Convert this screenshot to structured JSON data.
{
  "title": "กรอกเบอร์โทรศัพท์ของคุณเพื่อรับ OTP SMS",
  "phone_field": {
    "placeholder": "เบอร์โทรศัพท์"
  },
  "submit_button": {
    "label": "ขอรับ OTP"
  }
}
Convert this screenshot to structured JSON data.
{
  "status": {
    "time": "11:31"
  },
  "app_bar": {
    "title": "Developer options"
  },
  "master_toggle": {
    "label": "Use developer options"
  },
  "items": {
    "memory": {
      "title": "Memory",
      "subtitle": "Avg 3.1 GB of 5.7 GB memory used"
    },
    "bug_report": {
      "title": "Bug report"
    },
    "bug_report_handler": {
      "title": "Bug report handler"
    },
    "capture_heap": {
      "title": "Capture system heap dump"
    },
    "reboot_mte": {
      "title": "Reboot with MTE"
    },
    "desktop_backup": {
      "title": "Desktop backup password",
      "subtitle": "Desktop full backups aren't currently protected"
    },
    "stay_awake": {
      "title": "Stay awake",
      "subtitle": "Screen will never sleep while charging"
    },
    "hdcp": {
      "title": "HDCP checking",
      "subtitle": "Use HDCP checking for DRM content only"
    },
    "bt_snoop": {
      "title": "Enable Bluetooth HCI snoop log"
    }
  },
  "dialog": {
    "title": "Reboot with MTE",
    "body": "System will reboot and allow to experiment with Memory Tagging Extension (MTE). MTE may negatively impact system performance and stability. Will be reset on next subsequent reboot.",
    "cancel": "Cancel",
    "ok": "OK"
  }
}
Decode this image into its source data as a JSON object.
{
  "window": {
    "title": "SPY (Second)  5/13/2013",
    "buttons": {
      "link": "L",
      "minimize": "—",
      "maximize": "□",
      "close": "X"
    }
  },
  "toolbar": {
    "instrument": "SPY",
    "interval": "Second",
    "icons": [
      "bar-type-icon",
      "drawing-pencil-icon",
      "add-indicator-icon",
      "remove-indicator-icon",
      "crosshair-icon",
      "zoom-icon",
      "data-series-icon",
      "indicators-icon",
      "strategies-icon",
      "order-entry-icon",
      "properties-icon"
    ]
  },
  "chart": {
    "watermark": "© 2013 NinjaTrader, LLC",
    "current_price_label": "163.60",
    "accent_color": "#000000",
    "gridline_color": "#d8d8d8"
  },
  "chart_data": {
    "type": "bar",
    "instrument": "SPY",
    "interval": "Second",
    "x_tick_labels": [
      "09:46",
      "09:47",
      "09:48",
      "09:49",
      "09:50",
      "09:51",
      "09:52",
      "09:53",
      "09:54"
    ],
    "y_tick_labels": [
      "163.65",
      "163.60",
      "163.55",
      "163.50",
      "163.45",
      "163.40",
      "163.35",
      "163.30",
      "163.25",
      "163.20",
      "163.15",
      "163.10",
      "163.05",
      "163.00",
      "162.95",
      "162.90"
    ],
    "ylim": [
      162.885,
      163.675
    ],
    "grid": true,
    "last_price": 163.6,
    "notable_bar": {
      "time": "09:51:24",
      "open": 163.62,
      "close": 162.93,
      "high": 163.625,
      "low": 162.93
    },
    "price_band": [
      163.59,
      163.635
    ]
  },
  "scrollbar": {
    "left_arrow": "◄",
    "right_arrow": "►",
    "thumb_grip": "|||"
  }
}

━━━━━━━━━━━━━━━━

* [Exercise details]: Repeat every line of the records above exactly.

* [Task answer]:
Convert this screenshot to structured JSON data.
{
  "title": "กรอกเบอร์โทรศัพท์ของคุณเพื่อรับ OTP SMS",
  "phone_field": {
    "placeholder": "เบอร์โทรศัพท์"
  },
  "submit_button": {
    "label": "ขอรับ OTP"
  }
}
Convert this screenshot to structured JSON data.
{
  "status": {
    "time": "11:31"
  },
  "app_bar": {
    "title": "Developer options"
  },
  "master_toggle": {
    "label": "Use developer options"
  },
  "items": {
    "memory": {
      "title": "Memory",
      "subtitle": "Avg 3.1 GB of 5.7 GB memory used"
    },
    "bug_report": {
      "title": "Bug report"
    },
    "bug_report_handler": {
      "title": "Bug report handler"
    },
    "capture_heap": {
      "title": "Capture system heap dump"
    },
    "reboot_mte": {
      "title": "Reboot with MTE"
    },
    "desktop_backup": {
      "title": "Desktop backup password",
      "subtitle": "Desktop full backups aren't currently protected"
    },
    "stay_awake": {
      "title": "Stay awake",
      "subtitle": "Screen will never sleep while charging"
    },
    "hdcp": {
      "title": "HDCP checking",
      "subtitle": "Use HDCP checking for DRM content only"
    },
    "bt_snoop": {
      "title": "Enable Bluetooth HCI snoop log"
    }
  },
  "dialog": {
    "title": "Reboot with MTE",
    "body": "System will reboot and allow to experiment with Memory Tagging Extension (MTE). MTE may negatively impact system performance and stability. Will be reset on next subsequent reboot.",
    "cancel": "Cancel",
    "ok": "OK"
  }
}
Decode this image into its source data as a JSON object.
{
  "window": {
    "title": "SPY (Second)  5/13/2013",
    "buttons": {
      "link": "L",
      "minimize": "—",
      "maximize": "□",
      "close": "X"
    }
  },
  "toolbar": {
    "instrument": "SPY",
    "interval": "Second",
    "icons": [
      "bar-type-icon",
      "drawing-pencil-icon",
      "add-indicator-icon",
      "remove-indicator-icon",
      "crosshair-icon",
      "zoom-icon",
      "data-series-icon",
      "indicators-icon",
      "strategies-icon",
      "order-entry-icon",
      "properties-icon"
    ]
  },
  "chart": {
    "watermark": "© 2013 NinjaTrader, LLC",
    "current_price_label": "163.60",
    "accent_color": "#000000",
    "gridline_color": "#d8d8d8"
  },
  "chart_data": {
    "type": "bar",
    "instrument": "SPY",
    "interval": "Second",
    "x_tick_labels": [
      "09:46",
      "09:47",
      "09:48",
      "09:49",
      "09:50",
      "09:51",
      "09:52",
      "09:53",
      "09:54"
    ],
    "y_tick_labels": [
      "163.65",
      "163.60",
      "163.55",
      "163.50",
      "163.45",
      "163.40",
      "163.35",
      "163.30",
      "163.25",
      "163.20",
      "163.15",
      "163.10",
      "163.05",
      "163.00",
      "162.95",
      "162.90"
    ],
    "ylim": [
      162.885,
      163.675
    ],
    "grid": true,
    "last_price": 163.6,
    "notable_bar": {
      "time": "09:51:24",
      "open": 163.62,
      "close": 162.93,
      "high": 163.625,
      "low": 162.93
    },
    "price_band": [
      163.59,
      163.635
    ]
  },
  "scrollbar": {
    "left_arrow": "◄",
    "right_arrow": "►",
    "thumb_grip": "|||"
  }
}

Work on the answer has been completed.